- [INPUT DATA]:
[start]
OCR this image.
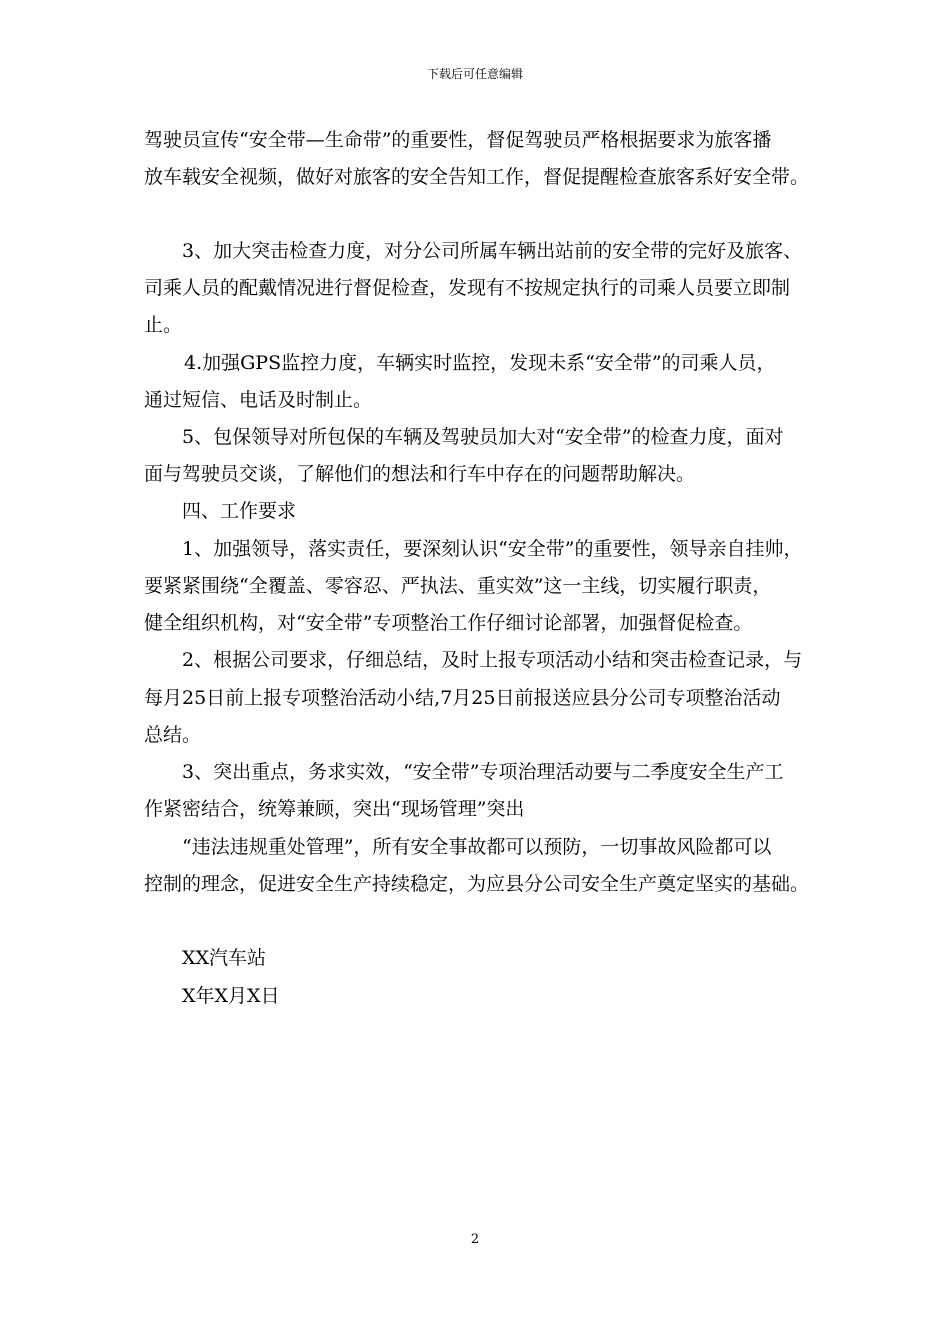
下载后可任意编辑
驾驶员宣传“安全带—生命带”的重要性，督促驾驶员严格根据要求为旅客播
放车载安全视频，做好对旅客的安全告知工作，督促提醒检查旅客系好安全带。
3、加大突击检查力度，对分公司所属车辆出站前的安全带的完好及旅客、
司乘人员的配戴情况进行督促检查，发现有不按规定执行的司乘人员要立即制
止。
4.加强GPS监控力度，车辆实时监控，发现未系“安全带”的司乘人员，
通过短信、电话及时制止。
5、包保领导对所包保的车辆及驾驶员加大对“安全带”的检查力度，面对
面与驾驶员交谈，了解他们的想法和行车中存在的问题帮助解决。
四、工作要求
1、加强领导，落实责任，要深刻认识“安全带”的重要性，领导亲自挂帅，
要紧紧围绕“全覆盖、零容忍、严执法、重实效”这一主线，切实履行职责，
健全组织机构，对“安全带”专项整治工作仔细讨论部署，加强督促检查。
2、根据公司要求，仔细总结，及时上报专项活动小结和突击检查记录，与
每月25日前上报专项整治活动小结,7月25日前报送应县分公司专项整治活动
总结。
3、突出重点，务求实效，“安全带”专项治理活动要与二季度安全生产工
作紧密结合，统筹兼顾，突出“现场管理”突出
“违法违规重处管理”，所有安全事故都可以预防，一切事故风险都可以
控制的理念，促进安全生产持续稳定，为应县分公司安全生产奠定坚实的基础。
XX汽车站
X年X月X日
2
[end]
- [INSTRUCTION]: Strip the images and reproduce the remaining records precisely.

- [TASK RESULT]:
OCR this image.
下载后可任意编辑
驾驶员宣传“安全带—生命带”的重要性，督促驾驶员严格根据要求为旅客播
放车载安全视频，做好对旅客的安全告知工作，督促提醒检查旅客系好安全带。
3、加大突击检查力度，对分公司所属车辆出站前的安全带的完好及旅客、
司乘人员的配戴情况进行督促检查，发现有不按规定执行的司乘人员要立即制
止。
4.加强GPS监控力度，车辆实时监控，发现未系“安全带”的司乘人员，
通过短信、电话及时制止。
5、包保领导对所包保的车辆及驾驶员加大对“安全带”的检查力度，面对
面与驾驶员交谈，了解他们的想法和行车中存在的问题帮助解决。
四、工作要求
1、加强领导，落实责任，要深刻认识“安全带”的重要性，领导亲自挂帅，
要紧紧围绕“全覆盖、零容忍、严执法、重实效”这一主线，切实履行职责，
健全组织机构，对“安全带”专项整治工作仔细讨论部署，加强督促检查。
2、根据公司要求，仔细总结，及时上报专项活动小结和突击检查记录，与
每月25日前上报专项整治活动小结,7月25日前报送应县分公司专项整治活动
总结。
3、突出重点，务求实效，“安全带”专项治理活动要与二季度安全生产工
作紧密结合，统筹兼顾，突出“现场管理”突出
“违法违规重处管理”，所有安全事故都可以预防，一切事故风险都可以
控制的理念，促进安全生产持续稳定，为应县分公司安全生产奠定坚实的基础。
XX汽车站
X年X月X日
2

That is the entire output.